> _AIM OF THE EXERCISE_
Continue the profile of Ron and Ricki Rashinski from where it stops.

## Begin PASSAGE GIVEN

Ron and Ricki Rashinski

All it took was a friendly conversation, a brilliant book and a trip to Saratoga to turn Ron and Ricki Rashinski into passionate Thoroughbred owners. “They’re phenomenal,” their trainer, Eddie Kenneally, said. “They love the game.”

They loved it a little bit more when Point Me By won the Bruce D. Stakes, the renamed Secretariat Stakes at their home track Arlington Park to become their third Gr. 1 stakes horse. Ricki said she didn’t hide her feeling rooting him home. “I’m not a quiet fan,” she confessed.

That itself is an endorsement of horse racing—one she didn’t have initially when Ron, who has a real estate management company in his native Chicago, broached the subject to her. “My wife didn’t want to get involved with it, but once she got a taste of it, she changed,” Ron said. “We spent some time at Saratoga, four or five days. Then a week. Then two weeks.”

Ricki said, “At first, I wanted nothing to do with it, but he took me to Saratoga. The track is beautiful. The people who work at the track were wonderful. They went out of the way to help you understand things. The whole town was all about the horses. And there were the horses themselves.”

Ron was as enthralled as she was about Saratoga. “They’re stopping traffic for horses to cross Union Avenue,” he said. “Wherever you go, you can have a Daily Racing Form with you and not have people think you’re a degenerate. It was like Wrigley Field; but instead of the Cubs, you had the New York Yankees.”

Besides racing Thoroughbreds, Ron and Ricki are involved in vintage car road racing. “We go to different tracks around the country,” Ron said. “We also had a small sponsorship in a car that won a 24-hour endurance race in Daytona.”

Ron was enticed into Thoroughbred racing by Jane Schwartz’s book Ruffian: Burning From the Start. Ron said, ”I’m a sports guy. I was intrigued by her story. I was amazed that there was a horse who was never headed. Then the match race with Foolish Pleasure... Even when she broke down, she was in the lead. My interest kind of snowballed from there.”

He felt enough—with an assist from multiple Eclipse Award Photographer Barb Livingston—to visit Ruffian’s grave at Belmont Park near a flagpole in the infield with her nose pointed toward the finish line. “[Ricki and I] left a bouquet of flowers,” he said. “We’re just fans—new fans. Even though I’m just a fan, I’m choked up.” He’s got a lot of company, even after all these years.

The Rashinskis couldn’t do anything to help Ruffian, but they sure are helping other horses now, through their support of Anna Ford’s New Vocations program, converting retired Thoroughbreds to a second career. “I love the animals,” Ron said. “We’re very involved. They do a great job, New Vocations.”  

  Ron decided to get involved in Thoroughbred ownership after meeting a gentleman from Wisconsin—Gary Leverton, who has since passed away. “We started talking, and we wound up partnering up on a horse at an auction at Hawthorne,” Ron said. “My wife and I were totally oblivious to Thoroughbreds.”

## End PASSAGE GIVEN
## Begin DATA PROVIDED

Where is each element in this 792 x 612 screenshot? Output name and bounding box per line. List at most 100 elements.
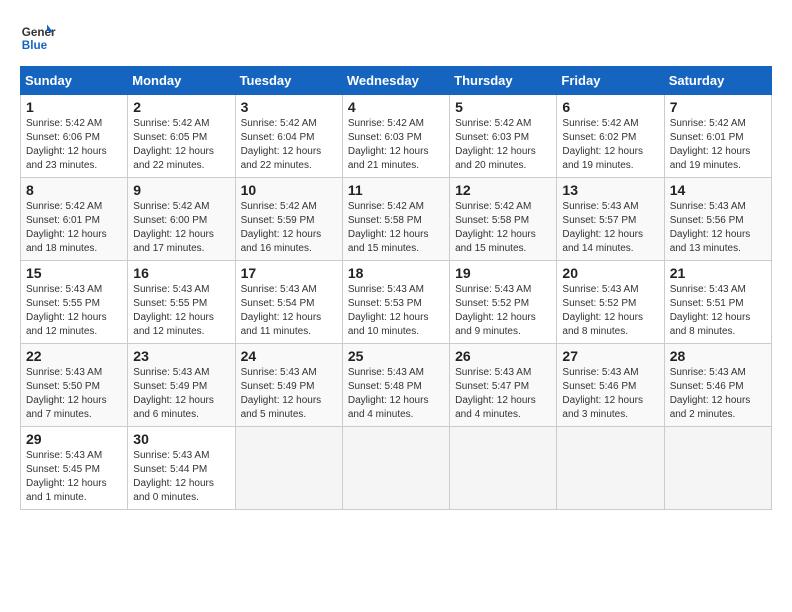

## End DATA PROVIDED

> _ANSWER TO THE EXERCISE_
Initially, the Rashinskis used Chicago-based Hugh Robertson as their trainer, racing as Homewrecker Stable. Ron got the name when someone suggested that investing in vintage cars can become a homewrecker.

When the Rashinskis decided they wanted to race in New York and Kentucky, they hired Eddie Kenneally to train. “We trusted those two men implicitly with our animals,” Ricki said. “We’ve been with Eddie for 25 years.”

Ron said, “We don’t have a lot of high-priced yearlings. We don’t buy very expensive horses.” Yet they’ve won repeatedly at racing’s highest level, thanks to the skills of Kenneally—a very under-publicized top trainer. 

Their first outstanding horse was the filly Bushfire. After finishing third in her 2005 debut at Churchill Downs, she won six of her next eight starts including the Florida Oaks, the Gr. 1 Ashland, the Gr. 1 Acorn and the Gr. 1 Mother Goose. One of her misses was a solid third in the Gr. 1 Kentucky Oaks. Her only finish out of the money in her first nine starts was a seventh on a sloppy track in the Gr. 2 Davona Dale. Her earnings topped $800,000.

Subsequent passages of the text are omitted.